SELECTED EXCERPT —
···

Several recent blog posts have come to my attention that I want to pass on to readers of this blog because all three make good points and, ultimately justify a pragmatic approach in my opinion. I have summarized them below but recommend that you read them all in their entirety.
Judith Curry argues that the science does not support the claims that climate change in an existential threat. I believe it is safe to say that Cliff Mass is more worried about the threats of climate change but makes the point that there is an active group in the climate debate, “mainly on the political left, that is highly partisan, anxious and often despairing, self-righteous, big on blame and social justice, and willing to attack those that disagree with them” that he believes may in the end do more harm than good. Finally, Larry Kummer offers suggestions that could be implemented today with widespread support from most of society.

···

EXTRACTED INFORMATION —
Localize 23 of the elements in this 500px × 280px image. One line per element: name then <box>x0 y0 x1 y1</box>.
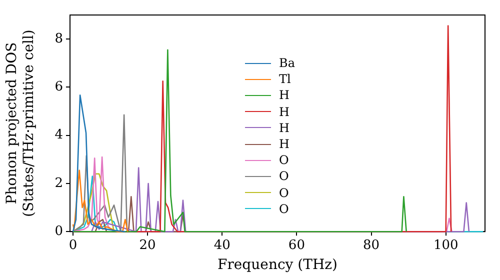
legend-label: O <box>279 200 289 218</box>
legend-label: O <box>279 168 289 185</box>
legend-label: H <box>279 136 290 152</box>
y-tick-label: 0 <box>54 224 63 239</box>
x-tick-label: 80 <box>363 238 380 253</box>
y-tick-label: 4 <box>54 128 63 143</box>
legend-label: H <box>279 104 290 120</box>
y-axis-title: Phonon projected DOS (States/THz·primitive cell) <box>4 30 37 217</box>
y-tick-label: 8 <box>54 31 63 46</box>
legend-label: H <box>279 120 290 136</box>
legend-label: Tl <box>279 71 291 88</box>
legend-label: O <box>279 152 289 168</box>
legend-label: O <box>279 184 289 201</box>
x-axis-title: Frequency (THz) <box>217 257 338 274</box>
y-tick-label: 2 <box>54 176 63 191</box>
x-tick-label: 60 <box>288 238 305 253</box>
legend-label: H <box>279 87 290 104</box>
x-tick-label: 40 <box>214 238 230 253</box>
y-tick-label: 6 <box>54 80 63 95</box>
x-tick-label: 0 <box>68 238 78 253</box>
legend-label: Ba <box>279 55 295 72</box>
x-tick-label: 100 <box>433 238 458 253</box>
x-tick-label: 20 <box>139 238 156 253</box>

···

REQUESTS —
a) How would you render this sentence from the climate blog excerpt in Spanish: "Finally, Larry Kummer offers suggestions that could be implemented today with widespread support from most of society."
b) Transcribe the climate blog excerpt from "Judith Curry argues" up to and including "most of society.".
c) In the climate blog excerpt, what does Larry Kummer offer?

OUTPUTS BY TASK —
a) Por último, Larry Kummer ofrece sugerencias que podrían implementarse hoy con un amplio apoyo de la mayor parte de la sociedad.

b)
Judith Curry argues that the science does not support the claims that climate change in an existential threat. I believe it is safe to say that Cliff Mass is more worried about the threats of climate change but makes the point that there is an active group in the climate debate, “mainly on the political left, that is highly partisan, anxious and often despairing, self-righteous, big on blame and social justice, and willing to attack those that disagree with them” that he believes may in the end do more harm than good. Finally, Larry Kummer offers suggestions that could be implemented today with widespread support from most of society.

c) Suggestions that could be implemented today with widespread support from most of society.